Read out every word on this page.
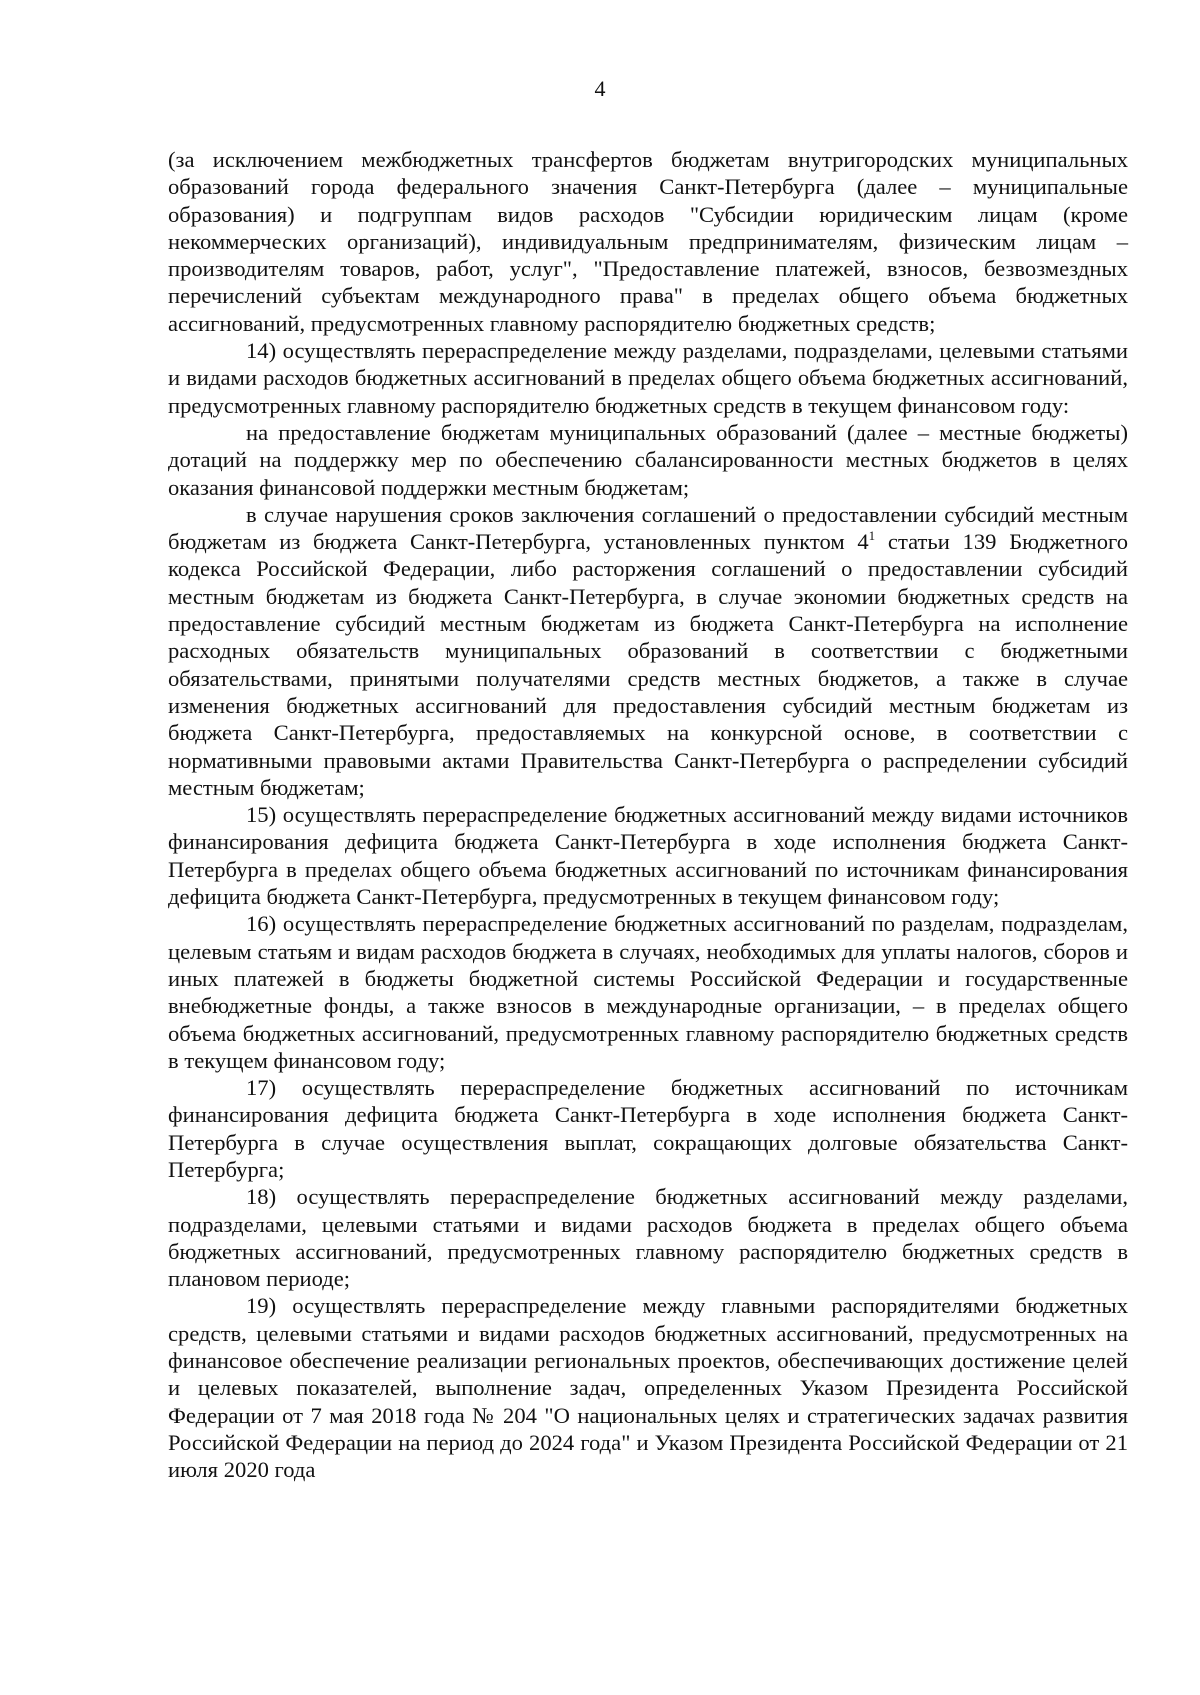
4

(за исключением межбюджетных трансфертов бюджетам внутригородских муниципальных образований города федерального значения Санкт-Петербурга (далее – муниципальные образования) и подгруппам видов расходов "Субсидии юридическим лицам (кроме некоммерческих организаций), индивидуальным предпринимателям, физическим лицам – производителям товаров, работ, услуг", "Предоставление платежей, взносов, безвозмездных перечислений субъектам международного права" в пределах общего объема бюджетных ассигнований, предусмотренных главному распорядителю бюджетных средств;

14) осуществлять перераспределение между разделами, подразделами, целевыми статьями и видами расходов бюджетных ассигнований в пределах общего объема бюджетных ассигнований, предусмотренных главному распорядителю бюджетных средств в текущем финансовом году:

на предоставление бюджетам муниципальных образований (далее – местные бюджеты) дотаций на поддержку мер по обеспечению сбалансированности местных бюджетов в целях оказания финансовой поддержки местным бюджетам;

в случае нарушения сроков заключения соглашений о предоставлении субсидий местным бюджетам из бюджета Санкт-Петербурга, установленных пунктом $4^1$ статьи 139 Бюджетного кодекса Российской Федерации, либо расторжения соглашений о предоставлении субсидий местным бюджетам из бюджета Санкт-Петербурга, в случае экономии бюджетных средств на предоставление субсидий местным бюджетам из бюджета Санкт-Петербурга на исполнение расходных обязательств муниципальных образований в соответствии с бюджетными обязательствами, принятыми получателями средств местных бюджетов, а также в случае изменения бюджетных ассигнований для предоставления субсидий местным бюджетам из бюджета Санкт-Петербурга, предоставляемых на конкурсной основе, в соответствии с нормативными правовыми актами Правительства Санкт-Петербурга о распределении субсидий местным бюджетам;

15) осуществлять перераспределение бюджетных ассигнований между видами источников финансирования дефицита бюджета Санкт-Петербурга в ходе исполнения бюджета Санкт-Петербурга в пределах общего объема бюджетных ассигнований по источникам финансирования дефицита бюджета Санкт-Петербурга, предусмотренных в текущем финансовом году;

16) осуществлять перераспределение бюджетных ассигнований по разделам, подразделам, целевым статьям и видам расходов бюджета в случаях, необходимых для уплаты налогов, сборов и иных платежей в бюджеты бюджетной системы Российской Федерации и государственные внебюджетные фонды, а также взносов в международные организации, – в пределах общего объема бюджетных ассигнований, предусмотренных главному распорядителю бюджетных средств в текущем финансовом году;

17) осуществлять перераспределение бюджетных ассигнований по источникам финансирования дефицита бюджета Санкт-Петербурга в ходе исполнения бюджета Санкт-Петербурга в случае осуществления выплат, сокращающих долговые обязательства Санкт-Петербурга;

18) осуществлять перераспределение бюджетных ассигнований между разделами, подразделами, целевыми статьями и видами расходов бюджета в пределах общего объема бюджетных ассигнований, предусмотренных главному распорядителю бюджетных средств в плановом периоде;

19) осуществлять перераспределение между главными распорядителями бюджетных средств, целевыми статьями и видами расходов бюджетных ассигнований, предусмотренных на финансовое обеспечение реализации региональных проектов, обеспечивающих достижение целей и целевых показателей, выполнение задач, определенных Указом Президента Российской Федерации от 7 мая 2018 года № 204 "О национальных целях и стратегических задачах развития Российской Федерации на период до 2024 года" и Указом Президента Российской Федерации от 21 июля 2020 года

• • • • • • •

#### [Goal]
From the listing, copy every line where the string "источникам" appears.

#### [Solved problem]
15) осуществлять перераспределение бюджетных ассигнований между видами источников финансирования дефицита бюджета Санкт-Петербурга в ходе исполнения бюджета Санкт-Петербурга в пределах общего объема бюджетных ассигнований по источникам финансирования дефицита бюджета Санкт-Петербурга, предусмотренных в текущем финансовом году;
17) осуществлять перераспределение бюджетных ассигнований по источникам финансирования дефицита бюджета Санкт-Петербурга в ходе исполнения бюджета Санкт-Петербурга в случае осуществления выплат, сокращающих долговые обязательства Санкт-Петербурга;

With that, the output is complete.